▶ _Problem description_
Your answer should be one number: how many lines of the records hold the string "JSON".

▶ _Supplied information_
==*==
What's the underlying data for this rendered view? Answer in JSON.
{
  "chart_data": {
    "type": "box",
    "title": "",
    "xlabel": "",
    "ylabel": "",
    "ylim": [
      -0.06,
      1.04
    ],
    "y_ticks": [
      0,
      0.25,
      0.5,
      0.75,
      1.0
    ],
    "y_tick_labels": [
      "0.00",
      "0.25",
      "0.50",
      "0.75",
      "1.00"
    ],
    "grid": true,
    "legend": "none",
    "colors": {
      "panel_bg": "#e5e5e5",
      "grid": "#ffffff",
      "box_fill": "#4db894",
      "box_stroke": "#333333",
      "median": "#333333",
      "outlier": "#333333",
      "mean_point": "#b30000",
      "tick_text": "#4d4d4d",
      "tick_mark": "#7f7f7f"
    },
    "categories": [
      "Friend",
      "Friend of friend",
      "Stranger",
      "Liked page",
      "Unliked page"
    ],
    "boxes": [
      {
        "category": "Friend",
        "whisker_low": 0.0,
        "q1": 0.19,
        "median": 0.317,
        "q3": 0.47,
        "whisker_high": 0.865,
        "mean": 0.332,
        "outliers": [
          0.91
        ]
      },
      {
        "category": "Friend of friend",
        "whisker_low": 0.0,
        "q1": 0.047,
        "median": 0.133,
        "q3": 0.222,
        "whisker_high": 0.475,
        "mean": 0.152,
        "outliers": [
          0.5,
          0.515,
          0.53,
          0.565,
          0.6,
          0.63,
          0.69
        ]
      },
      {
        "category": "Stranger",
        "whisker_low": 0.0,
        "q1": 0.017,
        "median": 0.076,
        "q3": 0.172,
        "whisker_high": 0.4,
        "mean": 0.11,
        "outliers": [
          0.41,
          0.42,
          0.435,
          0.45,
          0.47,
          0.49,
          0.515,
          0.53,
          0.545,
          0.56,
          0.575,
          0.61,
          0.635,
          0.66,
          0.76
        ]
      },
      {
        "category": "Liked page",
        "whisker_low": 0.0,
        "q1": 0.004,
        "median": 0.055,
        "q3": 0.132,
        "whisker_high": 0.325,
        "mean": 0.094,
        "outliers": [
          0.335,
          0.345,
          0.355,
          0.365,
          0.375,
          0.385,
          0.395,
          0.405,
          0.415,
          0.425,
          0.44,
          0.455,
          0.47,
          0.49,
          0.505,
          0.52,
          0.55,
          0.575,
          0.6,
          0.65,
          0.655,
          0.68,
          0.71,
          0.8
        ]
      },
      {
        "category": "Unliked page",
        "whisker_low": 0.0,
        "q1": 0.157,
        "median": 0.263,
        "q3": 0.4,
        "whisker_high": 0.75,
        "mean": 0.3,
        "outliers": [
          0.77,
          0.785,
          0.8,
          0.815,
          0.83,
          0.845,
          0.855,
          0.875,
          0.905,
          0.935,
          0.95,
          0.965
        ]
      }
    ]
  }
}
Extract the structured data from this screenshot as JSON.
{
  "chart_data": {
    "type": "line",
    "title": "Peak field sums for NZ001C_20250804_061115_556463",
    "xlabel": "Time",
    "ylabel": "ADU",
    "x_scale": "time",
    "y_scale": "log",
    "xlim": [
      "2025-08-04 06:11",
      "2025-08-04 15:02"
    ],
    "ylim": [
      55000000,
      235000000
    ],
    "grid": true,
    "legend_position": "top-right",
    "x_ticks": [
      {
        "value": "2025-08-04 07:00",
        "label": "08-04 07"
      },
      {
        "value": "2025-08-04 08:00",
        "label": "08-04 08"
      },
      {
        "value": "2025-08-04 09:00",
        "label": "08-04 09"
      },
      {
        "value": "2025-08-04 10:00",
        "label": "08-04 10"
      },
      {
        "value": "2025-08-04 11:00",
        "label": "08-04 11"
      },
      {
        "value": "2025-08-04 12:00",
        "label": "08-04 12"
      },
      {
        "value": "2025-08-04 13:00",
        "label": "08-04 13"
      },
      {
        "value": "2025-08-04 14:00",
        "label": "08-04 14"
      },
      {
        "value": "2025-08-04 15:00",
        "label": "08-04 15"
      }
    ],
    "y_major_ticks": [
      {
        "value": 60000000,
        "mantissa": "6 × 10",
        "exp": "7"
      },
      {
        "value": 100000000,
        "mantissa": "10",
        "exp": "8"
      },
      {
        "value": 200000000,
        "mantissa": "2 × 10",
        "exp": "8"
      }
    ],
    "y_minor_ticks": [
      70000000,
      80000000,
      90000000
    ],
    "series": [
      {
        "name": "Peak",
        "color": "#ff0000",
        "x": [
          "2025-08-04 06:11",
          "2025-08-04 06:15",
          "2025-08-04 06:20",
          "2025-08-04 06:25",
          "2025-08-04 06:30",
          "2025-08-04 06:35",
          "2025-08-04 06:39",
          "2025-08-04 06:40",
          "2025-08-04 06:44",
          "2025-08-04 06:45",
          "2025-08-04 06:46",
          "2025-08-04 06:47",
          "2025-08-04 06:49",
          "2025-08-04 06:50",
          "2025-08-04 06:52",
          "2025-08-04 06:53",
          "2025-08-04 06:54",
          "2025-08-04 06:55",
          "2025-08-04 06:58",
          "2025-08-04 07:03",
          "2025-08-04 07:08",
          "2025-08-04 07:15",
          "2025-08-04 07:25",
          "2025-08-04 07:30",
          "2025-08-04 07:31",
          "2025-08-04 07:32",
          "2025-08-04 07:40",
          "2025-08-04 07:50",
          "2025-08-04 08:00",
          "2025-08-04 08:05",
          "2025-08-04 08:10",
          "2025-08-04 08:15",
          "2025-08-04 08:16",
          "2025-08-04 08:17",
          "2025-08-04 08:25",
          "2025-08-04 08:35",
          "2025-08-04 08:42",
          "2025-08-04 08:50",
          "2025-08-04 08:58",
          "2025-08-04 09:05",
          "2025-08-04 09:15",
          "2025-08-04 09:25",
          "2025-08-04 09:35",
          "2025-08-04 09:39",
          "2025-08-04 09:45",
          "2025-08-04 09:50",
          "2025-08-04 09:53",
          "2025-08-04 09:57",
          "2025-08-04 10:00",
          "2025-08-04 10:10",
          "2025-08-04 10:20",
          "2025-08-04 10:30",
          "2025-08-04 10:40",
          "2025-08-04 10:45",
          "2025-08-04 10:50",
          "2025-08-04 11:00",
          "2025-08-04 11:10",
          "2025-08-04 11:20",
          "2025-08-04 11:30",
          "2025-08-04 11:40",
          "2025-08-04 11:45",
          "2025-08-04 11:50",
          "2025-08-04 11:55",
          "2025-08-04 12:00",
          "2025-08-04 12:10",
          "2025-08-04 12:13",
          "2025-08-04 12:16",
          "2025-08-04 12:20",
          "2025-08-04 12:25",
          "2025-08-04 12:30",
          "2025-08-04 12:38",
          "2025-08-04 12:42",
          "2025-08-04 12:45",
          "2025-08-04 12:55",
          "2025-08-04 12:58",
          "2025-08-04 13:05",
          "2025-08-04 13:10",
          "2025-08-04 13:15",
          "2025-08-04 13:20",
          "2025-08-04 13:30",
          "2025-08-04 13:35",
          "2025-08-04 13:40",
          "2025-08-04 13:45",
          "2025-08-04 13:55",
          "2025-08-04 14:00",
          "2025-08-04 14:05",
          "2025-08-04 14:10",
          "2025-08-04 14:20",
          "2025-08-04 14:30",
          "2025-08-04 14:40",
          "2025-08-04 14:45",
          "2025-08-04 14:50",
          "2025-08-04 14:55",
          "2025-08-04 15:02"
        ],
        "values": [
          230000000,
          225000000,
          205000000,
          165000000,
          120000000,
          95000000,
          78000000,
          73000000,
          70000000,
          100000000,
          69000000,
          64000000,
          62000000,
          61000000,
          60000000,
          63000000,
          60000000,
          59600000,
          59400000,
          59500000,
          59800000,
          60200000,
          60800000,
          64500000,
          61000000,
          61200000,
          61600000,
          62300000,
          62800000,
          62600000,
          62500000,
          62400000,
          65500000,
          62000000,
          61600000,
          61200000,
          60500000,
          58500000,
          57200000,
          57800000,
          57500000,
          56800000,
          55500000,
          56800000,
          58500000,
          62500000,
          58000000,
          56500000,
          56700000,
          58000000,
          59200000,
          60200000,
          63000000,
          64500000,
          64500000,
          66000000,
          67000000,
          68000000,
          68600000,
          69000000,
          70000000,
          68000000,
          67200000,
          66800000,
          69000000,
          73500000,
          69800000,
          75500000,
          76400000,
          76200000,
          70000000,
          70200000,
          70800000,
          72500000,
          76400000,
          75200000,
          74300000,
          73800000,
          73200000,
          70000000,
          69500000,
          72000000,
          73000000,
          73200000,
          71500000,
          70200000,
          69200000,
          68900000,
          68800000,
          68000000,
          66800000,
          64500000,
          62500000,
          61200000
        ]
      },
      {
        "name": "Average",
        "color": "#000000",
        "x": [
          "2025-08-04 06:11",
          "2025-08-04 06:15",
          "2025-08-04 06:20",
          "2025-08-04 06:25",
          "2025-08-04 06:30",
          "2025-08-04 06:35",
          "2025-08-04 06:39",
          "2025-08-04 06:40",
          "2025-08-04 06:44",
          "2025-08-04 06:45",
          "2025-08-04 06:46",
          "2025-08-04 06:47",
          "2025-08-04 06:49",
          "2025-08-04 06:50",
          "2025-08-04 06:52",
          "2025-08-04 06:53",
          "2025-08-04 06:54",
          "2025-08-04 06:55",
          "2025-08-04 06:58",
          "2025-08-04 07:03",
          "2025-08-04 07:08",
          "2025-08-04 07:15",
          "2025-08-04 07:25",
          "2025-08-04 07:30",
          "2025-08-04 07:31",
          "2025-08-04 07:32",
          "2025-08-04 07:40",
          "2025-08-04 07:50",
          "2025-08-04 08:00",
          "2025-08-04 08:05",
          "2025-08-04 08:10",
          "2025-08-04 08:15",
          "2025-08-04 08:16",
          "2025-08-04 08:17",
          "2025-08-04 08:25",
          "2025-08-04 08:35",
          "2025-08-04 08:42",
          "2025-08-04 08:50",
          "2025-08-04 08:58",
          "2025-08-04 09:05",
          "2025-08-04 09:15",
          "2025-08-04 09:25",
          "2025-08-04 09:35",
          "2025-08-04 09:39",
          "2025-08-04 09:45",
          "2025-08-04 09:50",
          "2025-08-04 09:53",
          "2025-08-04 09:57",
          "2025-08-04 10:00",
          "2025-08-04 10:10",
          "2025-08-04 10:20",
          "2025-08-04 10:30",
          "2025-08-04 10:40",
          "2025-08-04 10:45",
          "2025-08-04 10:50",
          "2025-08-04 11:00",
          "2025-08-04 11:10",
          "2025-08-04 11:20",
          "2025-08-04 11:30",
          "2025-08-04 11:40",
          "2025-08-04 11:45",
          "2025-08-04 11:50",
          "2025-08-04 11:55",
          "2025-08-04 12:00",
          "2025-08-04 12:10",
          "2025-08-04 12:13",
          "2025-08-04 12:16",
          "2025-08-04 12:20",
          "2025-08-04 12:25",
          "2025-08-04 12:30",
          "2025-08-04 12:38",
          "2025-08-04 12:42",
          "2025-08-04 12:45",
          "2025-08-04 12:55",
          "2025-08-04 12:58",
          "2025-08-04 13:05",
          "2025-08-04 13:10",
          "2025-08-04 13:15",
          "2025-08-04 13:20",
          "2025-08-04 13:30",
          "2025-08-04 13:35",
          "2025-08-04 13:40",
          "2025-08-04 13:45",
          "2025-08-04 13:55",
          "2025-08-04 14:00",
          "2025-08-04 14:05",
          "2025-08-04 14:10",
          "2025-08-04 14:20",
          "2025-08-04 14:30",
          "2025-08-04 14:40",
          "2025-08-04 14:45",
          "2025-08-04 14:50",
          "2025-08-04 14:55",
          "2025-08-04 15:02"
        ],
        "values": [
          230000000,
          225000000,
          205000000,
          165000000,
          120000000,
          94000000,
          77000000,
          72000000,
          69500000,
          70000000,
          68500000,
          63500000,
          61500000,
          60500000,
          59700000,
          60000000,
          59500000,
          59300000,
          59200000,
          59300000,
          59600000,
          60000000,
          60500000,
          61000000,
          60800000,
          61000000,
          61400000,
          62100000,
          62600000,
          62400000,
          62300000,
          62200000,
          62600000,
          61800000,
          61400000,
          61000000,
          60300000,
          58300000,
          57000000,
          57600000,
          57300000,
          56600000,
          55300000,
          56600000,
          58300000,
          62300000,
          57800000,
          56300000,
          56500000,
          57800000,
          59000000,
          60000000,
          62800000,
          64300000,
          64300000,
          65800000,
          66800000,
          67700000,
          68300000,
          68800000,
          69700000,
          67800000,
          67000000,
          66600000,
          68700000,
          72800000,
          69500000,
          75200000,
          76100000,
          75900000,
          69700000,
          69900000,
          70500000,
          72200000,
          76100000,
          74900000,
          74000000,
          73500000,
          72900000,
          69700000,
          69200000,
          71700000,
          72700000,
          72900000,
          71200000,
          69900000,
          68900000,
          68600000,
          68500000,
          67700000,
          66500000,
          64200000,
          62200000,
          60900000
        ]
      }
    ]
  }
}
==*==
▶ _Exercise output_
2